**Exercise prompt:** Without pictures, repeat exactly the lines from the one containing "Read this page and output its text content." through the end of the entries.
--- Data for this task ---
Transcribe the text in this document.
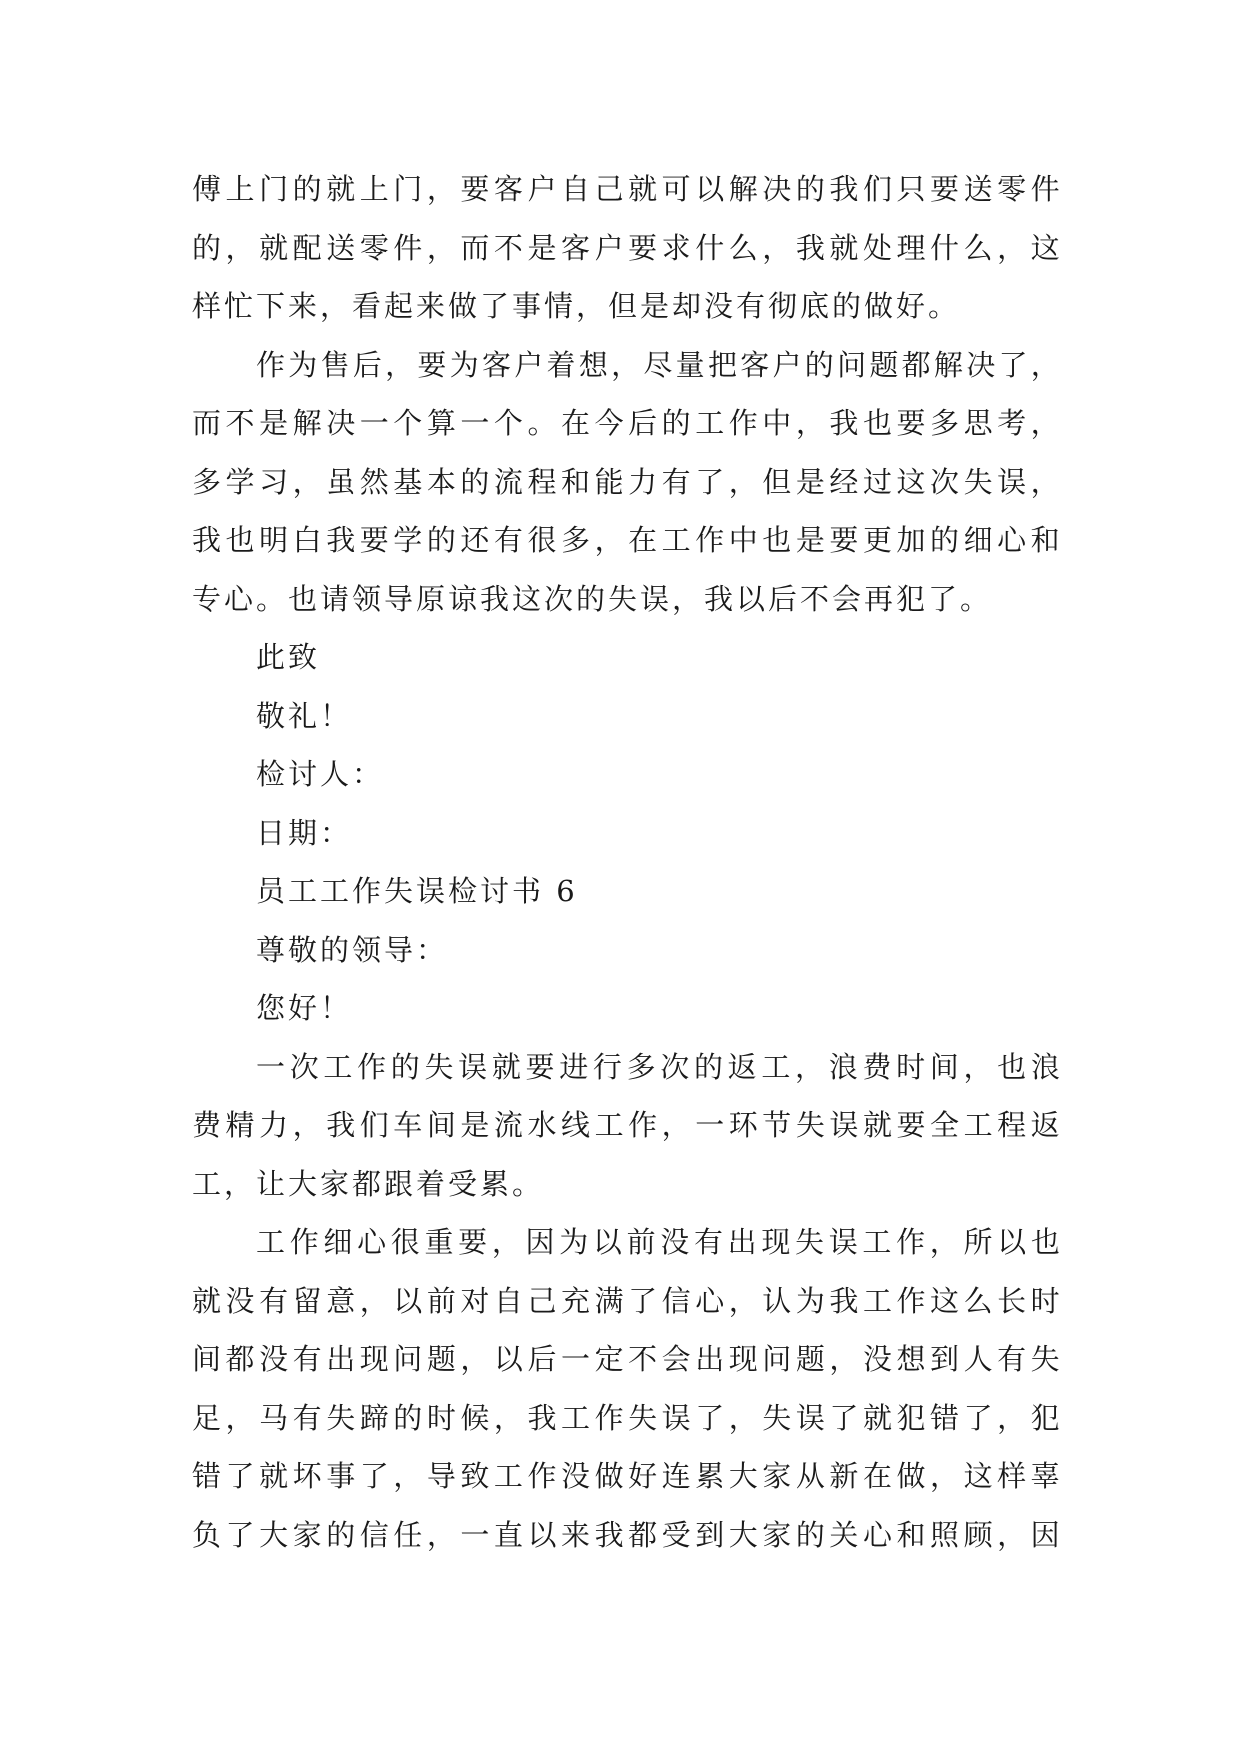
傅 上 门 的 就 上 门 ， 要 客 户 自 己 就 可 以 解 决 的 我 们 只 要 送 零 件
的 ， 就 配 送 零 件 ， 而 不 是 客 户 要 求 什 么 ， 我 就 处 理 什 么 ， 这
样忙下来，看起来做了事情，但是却没有彻底的做好。
作 为 售 后 ， 要 为 客 户 着 想 ， 尽 量 把 客 户 的 问 题 都 解 决 了 ，
而 不 是 解 决 一 个 算 一 个 。 在 今 后 的 工 作 中 ， 我 也 要 多 思 考 ，
多 学 习 ， 虽 然 基 本 的 流 程 和 能 力 有 了 ， 但 是 经 过 这 次 失 误 ，
我 也 明 白 我 要 学 的 还 有 很 多 ， 在 工 作 中 也 是 要 更 加 的 细 心 和
专心。也请领导原谅我这次的失误，我以后不会再犯了。
此致
敬礼！
检讨人：
日期：
员工工作失误检讨书 6
尊敬的领导：
您好！
一 次 工 作 的 失 误 就 要 进 行 多 次 的 返 工 ， 浪 费 时 间 ， 也 浪
费 精 力 ， 我 们 车 间 是 流 水 线 工 作 ， 一 环 节 失 误 就 要 全 工 程 返
工，让大家都跟着受累。
工 作 细 心 很 重 要 ， 因 为 以 前 没 有 出 现 失 误 工 作 ， 所 以 也
就 没 有 留 意 ， 以 前 对 自 己 充 满 了 信 心 ， 认 为 我 工 作 这 么 长 时
间 都 没 有 出 现 问 题 ， 以 后 一 定 不 会 出 现 问 题 ， 没 想 到 人 有 失
足 ， 马 有 失 蹄 的 时 候 ， 我 工 作 失 误 了 ， 失 误 了 就 犯 错 了 ， 犯
错 了 就 坏 事 了 ， 导 致 工 作 没 做 好 连 累 大 家 从 新 在 做 ， 这 样 辜
负 了 大 家 的 信 任 ， 一 直 以 来 我 都 受 到 大 家 的 关 心 和 照 顾 ， 因
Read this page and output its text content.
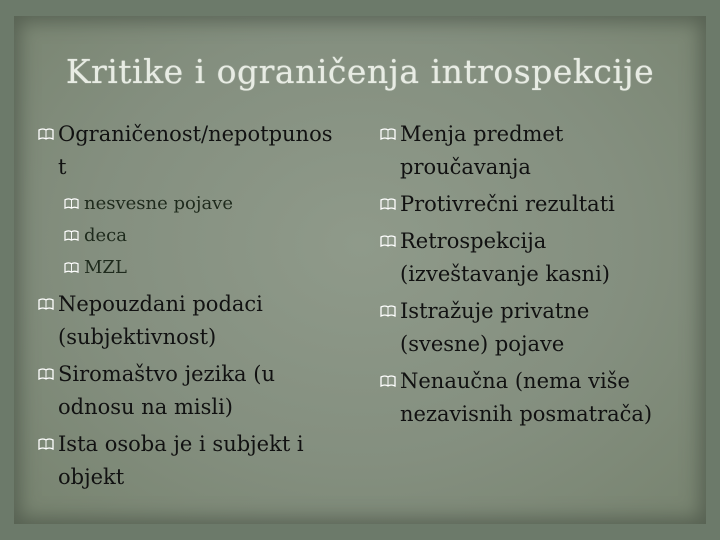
Kritike i ograničenja introspekcije
Ograničenost/nepotpunos
t
nesvesne pojave
deca
MZL
Nepouzdani podaci
(subjektivnost)
Siromaštvo jezika (u
odnosu na misli)
Ista osoba je i subjekt i
objekt
Menja predmet
proučavanja
Protivrečni rezultati
Retrospekcija
(izveštavanje kasni)
Istražuje privatne
(svesne) pojave
Nenaučna (nema više
nezavisnih posmatrača)
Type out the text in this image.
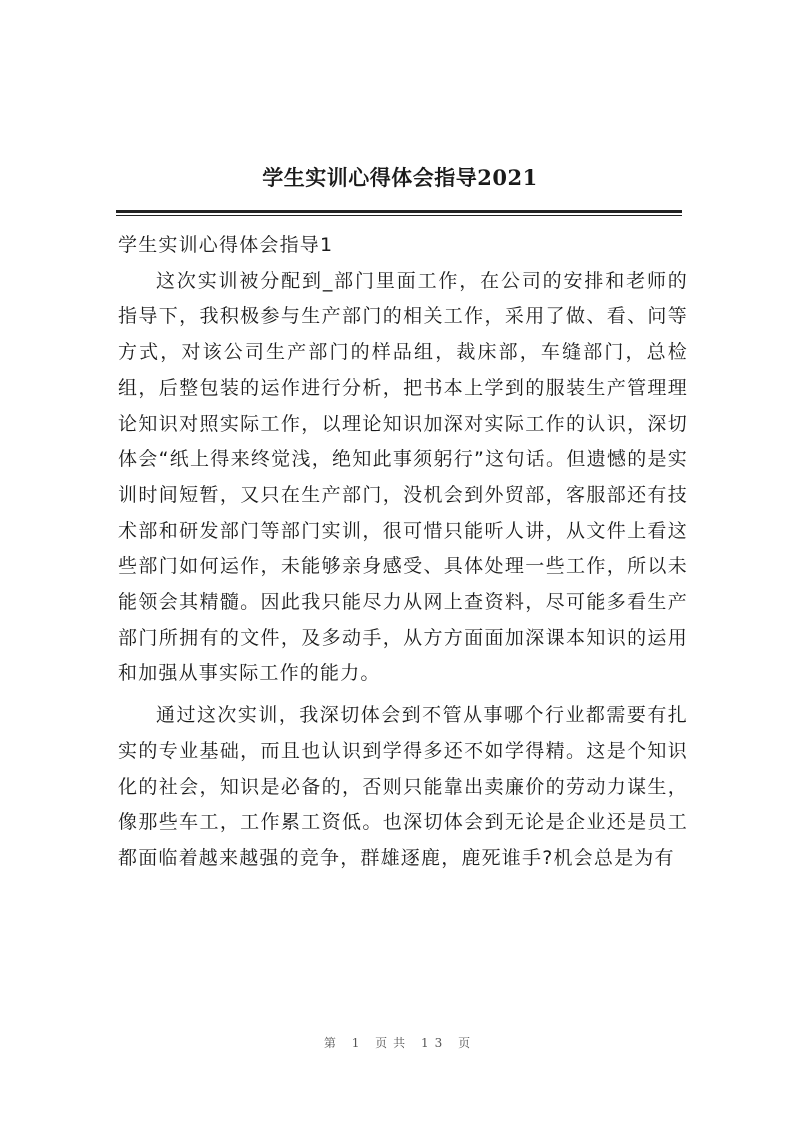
学生实训心得体会指导2021

学生实训心得体会指导1

这次实训被分配到_部门里面工作，在公司的安排和老师的指导下，我积极参与生产部门的相关工作，采用了做、看、问等方式，对该公司生产部门的样品组，裁床部，车缝部门，总检组，后整包装的运作进行分析，把书本上学到的服装生产管理理论知识对照实际工作，以理论知识加深对实际工作的认识，深切体会“纸上得来终觉浅，绝知此事须躬行”这句话。但遗憾的是实训时间短暂，又只在生产部门，没机会到外贸部，客服部还有技术部和研发部门等部门实训，很可惜只能听人讲，从文件上看这些部门如何运作，未能够亲身感受、具体处理一些工作，所以未能领会其精髓。因此我只能尽力从网上查资料，尽可能多看生产部门所拥有的文件，及多动手，从方方面面加深课本知识的运用和加强从事实际工作的能力。

通过这次实训，我深切体会到不管从事哪个行业都需要有扎实的专业基础，而且也认识到学得多还不如学得精。这是个知识化的社会，知识是必备的，否则只能靠出卖廉价的劳动力谋生，像那些车工，工作累工资低。也深切体会到无论是企业还是员工都面临着越来越强的竞争，群雄逐鹿，鹿死谁手?机会总是为有

第 1 页共 13 页
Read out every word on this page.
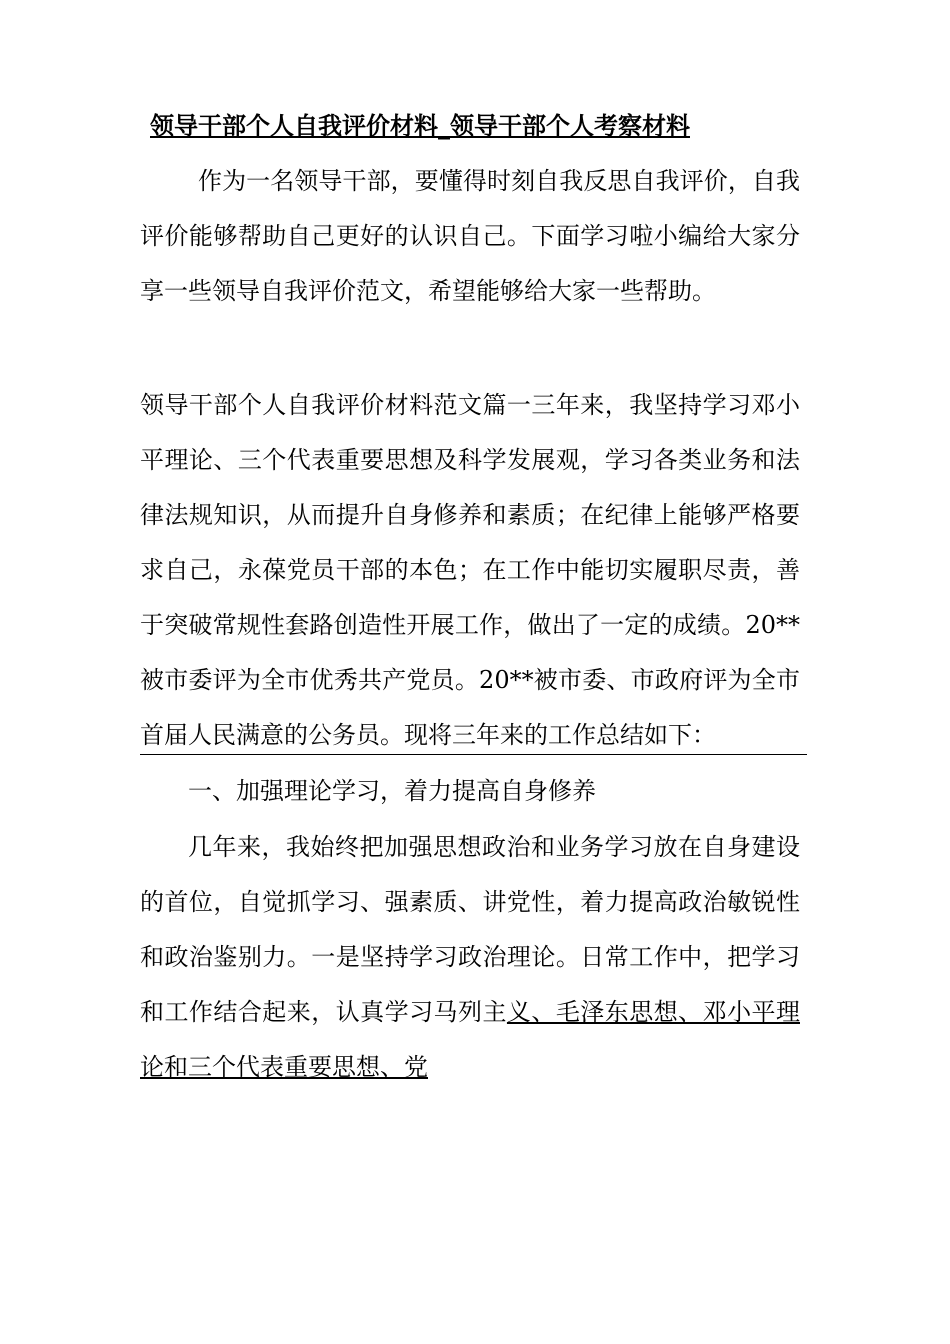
领导干部个人自我评价材料_领导干部个人考察材料

作为一名领导干部，要懂得时刻自我反思自我评价，自我评价能够帮助自己更好的认识自己。下面学习啦小编给大家分享一些领导自我评价范文，希望能够给大家一些帮助。

领导干部个人自我评价材料范文篇一三年来，我坚持学习邓小平理论、三个代表重要思想及科学发展观，学习各类业务和法律法规知识，从而提升自身修养和素质；在纪律上能够严格要求自己，永葆党员干部的本色；在工作中能切实履职尽责，善于突破常规性套路创造性开展工作，做出了一定的成绩。20**被市委评为全市优秀共产党员。20**被市委、市政府评为全市首届人民满意的公务员。现将三年来的工作总结如下：

一、加强理论学习，着力提高自身修养

几年来，我始终把加强思想政治和业务学习放在自身建设的首位，自觉抓学习、强素质、讲党性，着力提高政治敏锐性和政治鉴别力。一是坚持学习政治理论。日常工作中，把学习和工作结合起来，认真学习马列主义、毛泽东思想、邓小平理论和三个代表重要思想、党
---
**Task output:**
Read this page and output its text content.
Kritike i ograničenja introspekcije
Ograničenost/nepotpunos
t
nesvesne pojave
deca
MZL
Nepouzdani podaci
(subjektivnost)
Siromaštvo jezika (u
odnosu na misli)
Ista osoba je i subjekt i
objekt
Menja predmet
proučavanja
Protivrečni rezultati
Retrospekcija
(izveštavanje kasni)
Istražuje privatne
(svesne) pojave
Nenaučna (nema više
nezavisnih posmatrača)
Type out the text in this image.
学生实训心得体会指导2021

学生实训心得体会指导1

这次实训被分配到_部门里面工作，在公司的安排和老师的指导下，我积极参与生产部门的相关工作，采用了做、看、问等方式，对该公司生产部门的样品组，裁床部，车缝部门，总检组，后整包装的运作进行分析，把书本上学到的服装生产管理理论知识对照实际工作，以理论知识加深对实际工作的认识，深切体会“纸上得来终觉浅，绝知此事须躬行”这句话。但遗憾的是实训时间短暂，又只在生产部门，没机会到外贸部，客服部还有技术部和研发部门等部门实训，很可惜只能听人讲，从文件上看这些部门如何运作，未能够亲身感受、具体处理一些工作，所以未能领会其精髓。因此我只能尽力从网上查资料，尽可能多看生产部门所拥有的文件，及多动手，从方方面面加深课本知识的运用和加强从事实际工作的能力。

通过这次实训，我深切体会到不管从事哪个行业都需要有扎实的专业基础，而且也认识到学得多还不如学得精。这是个知识化的社会，知识是必备的，否则只能靠出卖廉价的劳动力谋生，像那些车工，工作累工资低。也深切体会到无论是企业还是员工都面临着越来越强的竞争，群雄逐鹿，鹿死谁手?机会总是为有

第 1 页共 13 页
Read out every word on this page.
领导干部个人自我评价材料_领导干部个人考察材料

作为一名领导干部，要懂得时刻自我反思自我评价，自我评价能够帮助自己更好的认识自己。下面学习啦小编给大家分享一些领导自我评价范文，希望能够给大家一些帮助。

领导干部个人自我评价材料范文篇一三年来，我坚持学习邓小平理论、三个代表重要思想及科学发展观，学习各类业务和法律法规知识，从而提升自身修养和素质；在纪律上能够严格要求自己，永葆党员干部的本色；在工作中能切实履职尽责，善于突破常规性套路创造性开展工作，做出了一定的成绩。20**被市委评为全市优秀共产党员。20**被市委、市政府评为全市首届人民满意的公务员。现将三年来的工作总结如下：

一、加强理论学习，着力提高自身修养

几年来，我始终把加强思想政治和业务学习放在自身建设的首位，自觉抓学习、强素质、讲党性，着力提高政治敏锐性和政治鉴别力。一是坚持学习政治理论。日常工作中，把学习和工作结合起来，认真学习马列主义、毛泽东思想、邓小平理论和三个代表重要思想、党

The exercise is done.